• _Given problem_: Copy the rows character for character, starting at the row that contains "q9s3b: 即 [295, 434, 309, 449]" and stopping after the row that contains "p8-l3a: ∴y＝(x−a)²+(x−b)²≥2[ [146, 185, 273, 200]".

## start Provided data

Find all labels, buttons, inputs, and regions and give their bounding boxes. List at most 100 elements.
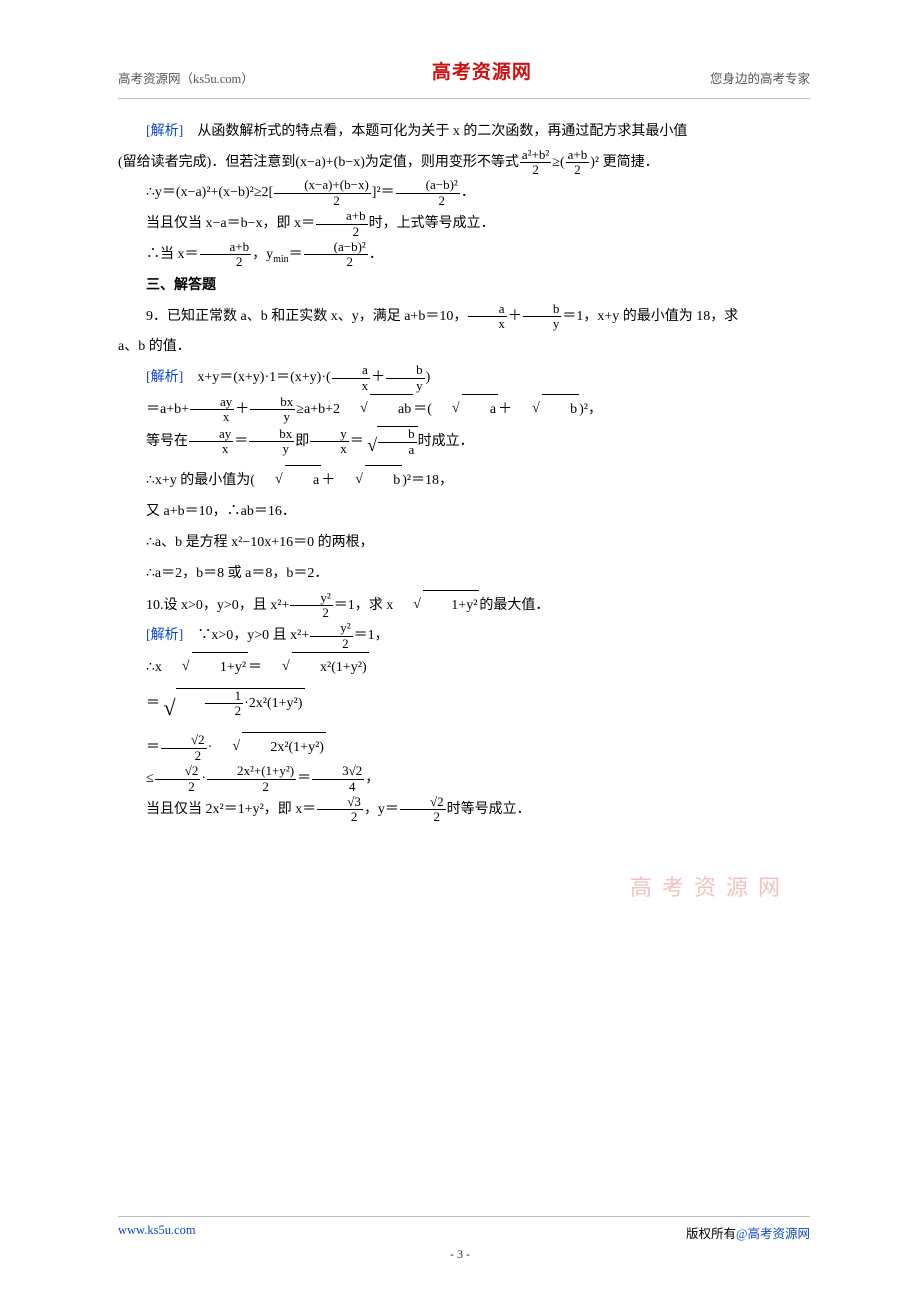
q9s3b: 即 [295, 434, 309, 449]
q10s5f2: 2x²+(1+y²)2 [206, 764, 297, 794]
q10-s6: 当且仅当 2x²＝1+y²，即 x＝√32，y＝√22时等号成立． [118, 795, 810, 826]
q9-s6: ∴a、b 是方程 x²−10x+16＝0 的两根， [118, 528, 810, 559]
p8-l3a: ∴y＝(x−a)²+(x−b)²≥2[ [146, 185, 273, 200]
q9s3c: ＝ [350, 434, 364, 449]
watermark-text: 高考资源网 [630, 870, 790, 902]
frac-3: (x−a)+(b−x)2 [273, 178, 372, 208]
sqrt-b: b [512, 394, 579, 426]
q10s3-under: 12·2x²(1+y²) [176, 688, 306, 720]
ymin-sub: min [273, 254, 289, 265]
q9s3f2: bxy [248, 427, 295, 457]
q10s6f1: √32 [316, 795, 364, 825]
q9s1a: x+y＝(x+y)·1＝(x+y)·( [183, 370, 330, 385]
q9s4b: )²＝18， [402, 473, 453, 488]
p8-l5c: ＝ [289, 247, 303, 262]
analysis-label: [解析] [146, 124, 183, 139]
q10s1f: y²2 [309, 621, 353, 651]
q10s1b: ＝1， [354, 628, 389, 643]
q10s4f: √22 [160, 733, 208, 763]
q10s3b: ·2x²(1+y²) [244, 696, 302, 711]
q9-stem2: a、b 的值． [118, 332, 810, 363]
p8-l3mid: ]²＝ [372, 185, 395, 200]
big-root-icon: √ [367, 435, 377, 455]
content-area: [解析] 从函数解析式的特点看，本题可化为关于 x 的二次函数，再通过配方求其最… [118, 117, 810, 826]
q10s4a: ＝ [146, 740, 160, 755]
analysis-label-2: [解析] [146, 370, 183, 385]
header-left: 高考资源网（ks5u.com） [118, 66, 254, 94]
big-root-icon-2: √ [164, 695, 176, 720]
q9-s4: ∴x+y 的最小值为(a＋b)²＝18， [118, 465, 810, 497]
q9s1b: ) [426, 370, 431, 385]
q10-s4: ＝√22·2x²(1+y²) [118, 732, 810, 764]
analysis-label-3: [解析] [146, 628, 183, 643]
q10-s5: ≤√22·2x²+(1+y²)2＝3√24， [118, 764, 810, 795]
q9s3a: 等号在 [146, 434, 188, 449]
q10-stem: 10.设 x>0，y>0，且 x²+y²2＝1，求 x1+y²的最大值． [118, 590, 810, 622]
q9-s3: 等号在ayx＝bxy即yx＝ √ba时成立． [118, 426, 810, 466]
q10sc: 的最大值． [479, 598, 549, 613]
p8-line5: ∴当 x＝a+b2，ymin＝(a−b)²2． [118, 240, 810, 271]
q10s6a: 当且仅当 2x²＝1+y²，即 x＝ [146, 802, 316, 817]
section-3-title: 三、解答题 [118, 271, 810, 302]
sqrt-b2: b [335, 465, 402, 497]
p8-l4b: 时，上式等号成立． [369, 216, 495, 231]
q10-s1: [解析] ∵x>0，y>0 且 x²+y²2＝1， [118, 621, 810, 652]
page-body: 高考资源网（ks5u.com） 高考资源网 您身边的高考专家 [解析] 从函数解… [0, 0, 920, 826]
q10s3f: 12 [204, 689, 245, 719]
q10s6b: ，y＝ [364, 802, 399, 817]
q10s5f1: √22 [154, 764, 202, 794]
q9-s7: ∴a＝2，b＝8 或 a＝8，b＝2． [118, 559, 810, 590]
p8-l5d: ． [369, 247, 383, 262]
q10s1a: ∵x>0，y>0 且 x²+ [183, 628, 309, 643]
q9s1f1: ax [331, 363, 372, 393]
q10-s3: ＝ √12·2x²(1+y²) [118, 684, 810, 732]
q9-fr2: by [522, 302, 563, 332]
frac-6: a+b2 [199, 240, 253, 270]
page-number: - 3 - [0, 1247, 920, 1262]
q10s3a: ＝ [146, 696, 160, 711]
q9-s2: ＝a+b+ayx＋bxy≥a+b+2ab＝(a＋b)²， [118, 394, 810, 426]
footer-copyright: 版权所有@高考资源网 [686, 1223, 810, 1242]
p8-l3tail: ． [461, 185, 475, 200]
sqrt-s4: 2x²(1+y²) [212, 732, 326, 764]
q9s2a: ＝a+b+ [146, 402, 189, 417]
frac-a2b2-2: a²+b²2 [519, 148, 552, 178]
q9-plus: ＋ [508, 309, 522, 324]
p8-l4a: 当且仅当 x−a＝b−x，即 x＝ [146, 216, 315, 231]
frac-ab-2: a+b2 [565, 148, 591, 178]
q10fr1: y²2 [289, 591, 333, 621]
q9-s1: [解析] x+y＝(x+y)·1＝(x+y)·(ax＋by) [118, 363, 810, 394]
footer-right-b: @高考资源网 [736, 1227, 810, 1241]
q9-stem: 9．已知正常数 a、b 和正实数 x、y，满足 a+b＝10，ax＋by＝1，x… [118, 302, 810, 333]
frac-4: (a−b)²2 [395, 178, 461, 208]
p8-tail2: )² 更简捷． [590, 155, 658, 170]
p8-line1: [解析] 从函数解析式的特点看，本题可化为关于 x 的二次函数，再通过配方求其最… [118, 117, 810, 148]
sqrt-1py2: 1+y² [393, 590, 479, 622]
footer-url: www.ks5u.com [118, 1223, 196, 1242]
header-center-brand: 高考资源网 [432, 52, 532, 94]
q9s3eq: ＝ [234, 434, 248, 449]
q10s5a: ≤ [146, 771, 154, 786]
q10s6c: 时等号成立． [447, 802, 531, 817]
q9s3f3: yx [309, 427, 350, 457]
p8-line3: ∴y＝(x−a)²+(x−b)²≥2[(x−a)+(b−x)2]²＝(a−b)²… [118, 178, 810, 209]
q9s3root: ba [377, 426, 418, 457]
q9s1p: ＋ [371, 370, 385, 385]
page-footer: www.ks5u.com 版权所有@高考资源网 [118, 1216, 810, 1242]
q10s6f2: √22 [399, 795, 447, 825]
sqrt-ab: ab [340, 394, 413, 426]
frac-7: (a−b)²2 [303, 240, 369, 270]
header-right: 您身边的高考专家 [710, 66, 810, 94]
p8-l5b: ，y [252, 247, 273, 262]
q9-s5: 又 a+b＝10，∴ab＝16． [118, 497, 810, 528]
page-header: 高考资源网（ks5u.com） 高考资源网 您身边的高考专家 [118, 52, 810, 99]
sqrt-a2: a [255, 465, 321, 497]
frac-5: a+b2 [315, 209, 369, 239]
q9-sb: ＝1，x+y 的最小值为 18，求 [562, 309, 738, 324]
q10s5d: ， [365, 771, 379, 786]
q10s5f3: 3√24 [311, 764, 365, 794]
q9s2f2: bxy [249, 395, 296, 425]
sqrt-a: a [432, 394, 498, 426]
q9s2f1: ayx [189, 395, 235, 425]
q9s3d: 时成立． [418, 434, 474, 449]
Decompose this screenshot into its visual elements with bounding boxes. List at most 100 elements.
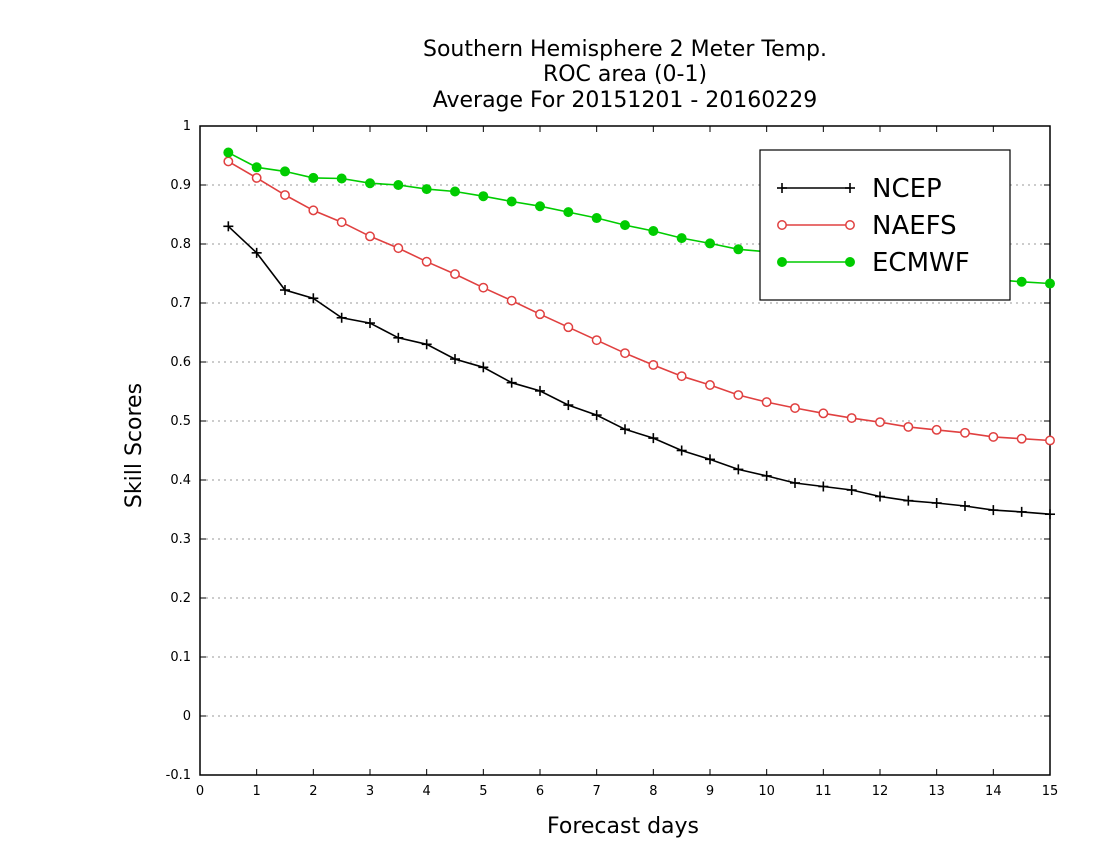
data-point-naefs [875, 417, 885, 428]
data-point-ncep [818, 481, 829, 492]
x-tick-label: 10 [758, 784, 775, 799]
x-tick-label: 15 [1042, 784, 1059, 799]
chart-title-line-3: Average For 20151201 - 20160229 [432, 88, 818, 113]
data-point-ecmwf [563, 207, 574, 218]
data-point-ncep [648, 433, 659, 444]
data-point-naefs [421, 256, 432, 267]
x-tick-label: 12 [872, 784, 889, 799]
y-tick-label: 0.7 [170, 296, 191, 311]
legend-marker-ecmwf [777, 257, 787, 267]
data-point-ncep [903, 495, 914, 506]
data-point-ncep [988, 505, 999, 516]
legend: NCEP NAEFS ECMWF [759, 149, 1011, 301]
data-point-ncep [846, 485, 857, 496]
y-tick-label: 0.3 [170, 532, 191, 547]
x-tick-label: 11 [815, 784, 832, 799]
x-tick-label: 14 [985, 784, 1002, 799]
data-point-ecmwf [648, 226, 659, 237]
data-point-ncep [308, 293, 319, 304]
legend-label-naefs: NAEFS [872, 211, 957, 241]
data-point-naefs [705, 380, 715, 390]
legend-marker-ecmwf [845, 257, 855, 267]
series-ncep [223, 221, 1055, 520]
data-point-naefs [931, 424, 942, 435]
data-point-ecmwf [506, 196, 517, 207]
x-tick-label: 2 [309, 784, 317, 799]
data-point-naefs [251, 172, 262, 183]
data-point-ecmwf [478, 191, 489, 202]
data-point-ecmwf [1016, 276, 1027, 287]
data-point-naefs [478, 282, 489, 293]
data-point-ncep [705, 454, 715, 465]
data-point-naefs [591, 335, 602, 346]
data-point-naefs [535, 309, 545, 320]
data-point-ncep [790, 477, 800, 488]
x-tick-label: 9 [706, 784, 714, 799]
data-point-ncep [393, 332, 404, 343]
data-point-naefs [563, 322, 574, 333]
legend-marker-naefs [845, 220, 855, 230]
data-point-ncep [960, 500, 970, 511]
data-point-ncep [223, 221, 234, 232]
y-tick-label: 0.8 [170, 237, 191, 252]
data-point-naefs [818, 408, 829, 419]
plot-area-frame [199, 125, 1051, 776]
data-point-naefs [1016, 433, 1027, 444]
data-point-naefs [620, 348, 630, 359]
data-point-ncep [563, 400, 574, 411]
data-point-ecmwf [336, 173, 347, 184]
data-point-ncep [761, 470, 772, 481]
data-point-ecmwf [733, 244, 744, 255]
data-point-ecmwf [251, 162, 262, 173]
data-point-ncep [280, 285, 290, 296]
x-tick-label: 0 [196, 784, 204, 799]
data-point-ncep [478, 362, 489, 373]
data-point-ecmwf [676, 233, 687, 244]
y-axis-ticks: 1 0.9 0.8 0.7 0.6 0.5 0.4 0.3 0.2 0.1 0 -0.1 [166, 119, 1050, 783]
x-tick-label: 13 [928, 784, 945, 799]
data-point-ncep [676, 445, 687, 456]
data-point-ncep [421, 339, 432, 350]
x-axis-ticks: 0 1 2 3 4 5 6 7 8 9 10 11 12 13 14 15 [196, 126, 1058, 799]
data-point-ncep [591, 410, 602, 421]
data-point-ncep [535, 385, 545, 396]
y-tick-label: 0 [183, 709, 191, 724]
data-point-ecmwf [393, 180, 404, 190]
data-point-ncep [875, 491, 885, 502]
data-point-ncep [1045, 509, 1055, 520]
data-point-naefs [506, 295, 517, 306]
data-point-ncep [733, 464, 744, 475]
series-naefs [223, 156, 1055, 446]
x-tick-label: 3 [366, 784, 374, 799]
data-point-ecmwf [1045, 278, 1055, 289]
legend-label-ncep: NCEP [872, 174, 942, 204]
data-point-ecmwf [705, 238, 715, 249]
data-point-naefs [280, 190, 290, 200]
x-tick-label: 4 [423, 784, 431, 799]
y-tick-label: 0.5 [170, 414, 191, 429]
y-tick-label: 0.1 [170, 650, 191, 665]
data-point-naefs [648, 360, 659, 370]
data-point-ecmwf [308, 172, 319, 183]
chart-title-line-2: ROC area (0-1) [542, 62, 708, 87]
x-tick-label: 8 [649, 784, 657, 799]
data-point-ncep [620, 424, 630, 435]
data-point-ncep [251, 247, 262, 258]
legend-marker-ncep [845, 183, 855, 193]
legend-label-ecmwf: ECMWF [872, 248, 970, 278]
data-point-naefs [733, 390, 744, 400]
data-point-ecmwf [591, 213, 602, 224]
x-tick-label: 7 [593, 784, 601, 799]
data-point-naefs [223, 156, 234, 167]
x-axis-title: Forecast days [547, 814, 699, 839]
legend-item-naefs: NAEFS [777, 211, 957, 241]
x-tick-label: 5 [479, 784, 487, 799]
data-point-ncep [450, 354, 460, 365]
data-point-naefs [1045, 435, 1055, 446]
data-point-naefs [365, 231, 375, 242]
data-point-naefs [450, 269, 460, 280]
y-tick-label: 0.6 [170, 355, 191, 370]
data-point-naefs [790, 403, 800, 413]
data-point-ecmwf [421, 184, 432, 195]
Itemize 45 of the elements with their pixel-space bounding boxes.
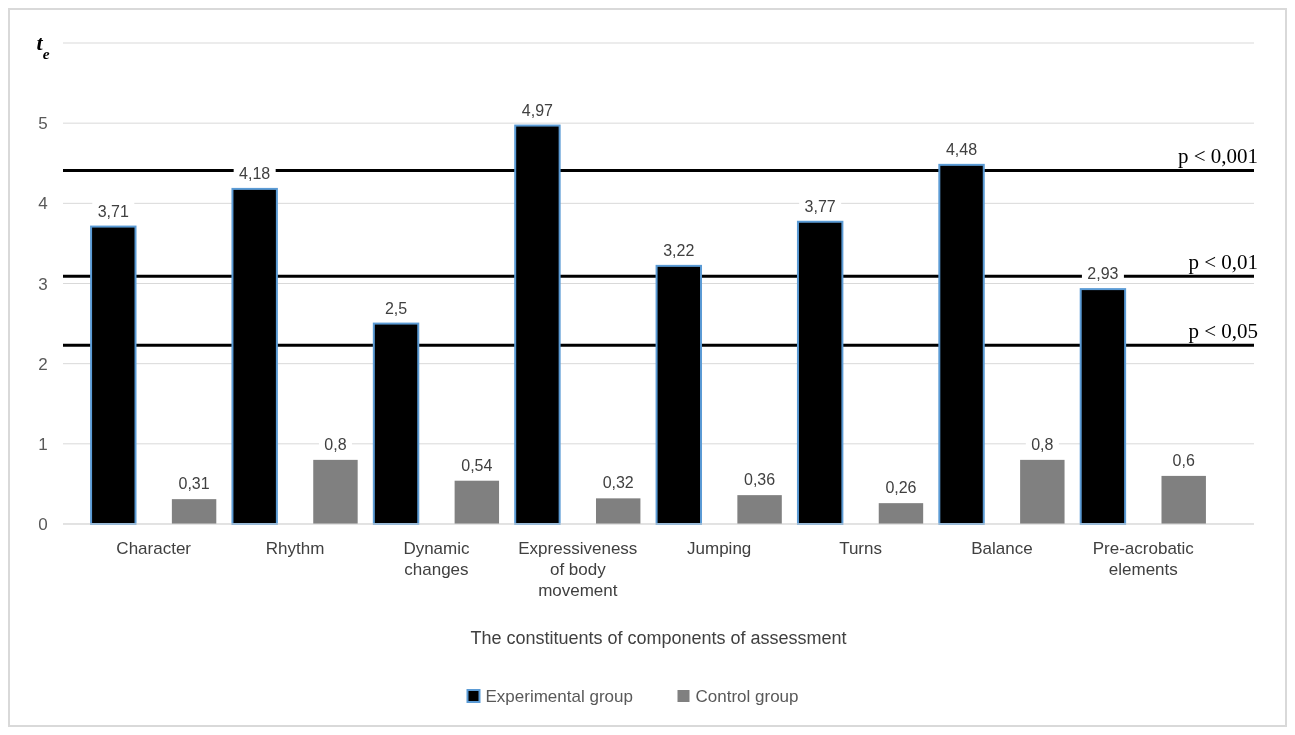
y-tick-label: 0: [38, 515, 48, 534]
bar: [878, 503, 924, 524]
x-tick-label: Dynamic changes: [403, 539, 470, 579]
bar: [595, 498, 641, 524]
x-tick-label: Expressiveness of body movement: [518, 539, 638, 600]
data-label: 4,18: [239, 164, 271, 182]
x-axis-title: The constituents of components of assessment: [470, 628, 847, 648]
data-label: 0,54: [461, 456, 493, 474]
data-label: 0,6: [1172, 451, 1195, 469]
data-label: 0,31: [178, 475, 210, 493]
data-label: 0,36: [744, 471, 776, 489]
data-label: 0,26: [885, 479, 917, 497]
bar: [171, 499, 217, 524]
data-label: 0,8: [324, 435, 347, 453]
x-tick-label: Turns: [839, 539, 882, 558]
x-tick-label: Balance: [971, 539, 1033, 558]
legend-label: Control group: [695, 687, 799, 706]
legend-label: Experimental group: [485, 687, 633, 706]
data-label: 0,32: [602, 474, 634, 492]
data-label: 4,97: [521, 101, 554, 119]
data-label: 4,48: [945, 140, 978, 158]
data-label: 3,71: [97, 202, 129, 220]
data-label: 3,22: [663, 241, 695, 259]
bar: [454, 480, 500, 524]
data-label: 0,8: [1031, 435, 1054, 453]
y-axis-title: t$_{e}$: [36, 30, 50, 62]
ref-line-label: p < 0,001: [1177, 144, 1258, 169]
data-label: 2,5: [384, 299, 408, 317]
ref-line-label: p < 0,05: [1188, 319, 1258, 344]
y-tick-label: 2: [38, 354, 48, 374]
bar: [1161, 475, 1206, 524]
bar: [1020, 459, 1065, 524]
x-tick-label: Pre-acrobatic elements: [1092, 539, 1195, 579]
y-tick-label: 1: [38, 434, 48, 454]
x-tick-label: Jumping: [687, 539, 752, 558]
ref-line-label: p < 0,01: [1188, 250, 1258, 275]
y-tick-label: 5: [38, 114, 48, 134]
bar: [313, 459, 358, 524]
x-tick-label: Rhythm: [265, 539, 325, 558]
bar: [737, 495, 782, 524]
data-label: 2,93: [1087, 265, 1119, 283]
y-tick-label: 3: [38, 274, 48, 294]
data-label: 3,77: [804, 197, 836, 215]
y-tick-label: 4: [38, 194, 48, 214]
x-tick-label: Character: [116, 539, 192, 558]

## end Provided data

• _The reply_:
q9s3b: 即 [295, 434, 309, 449]
q10s5f2: 2x²+(1+y²)2 [206, 764, 297, 794]
q10-s6: 当且仅当 2x²＝1+y²，即 x＝√32，y＝√22时等号成立． [118, 795, 810, 826]
q9-s6: ∴a、b 是方程 x²−10x+16＝0 的两根， [118, 528, 810, 559]
p8-l3a: ∴y＝(x−a)²+(x−b)²≥2[ [146, 185, 273, 200]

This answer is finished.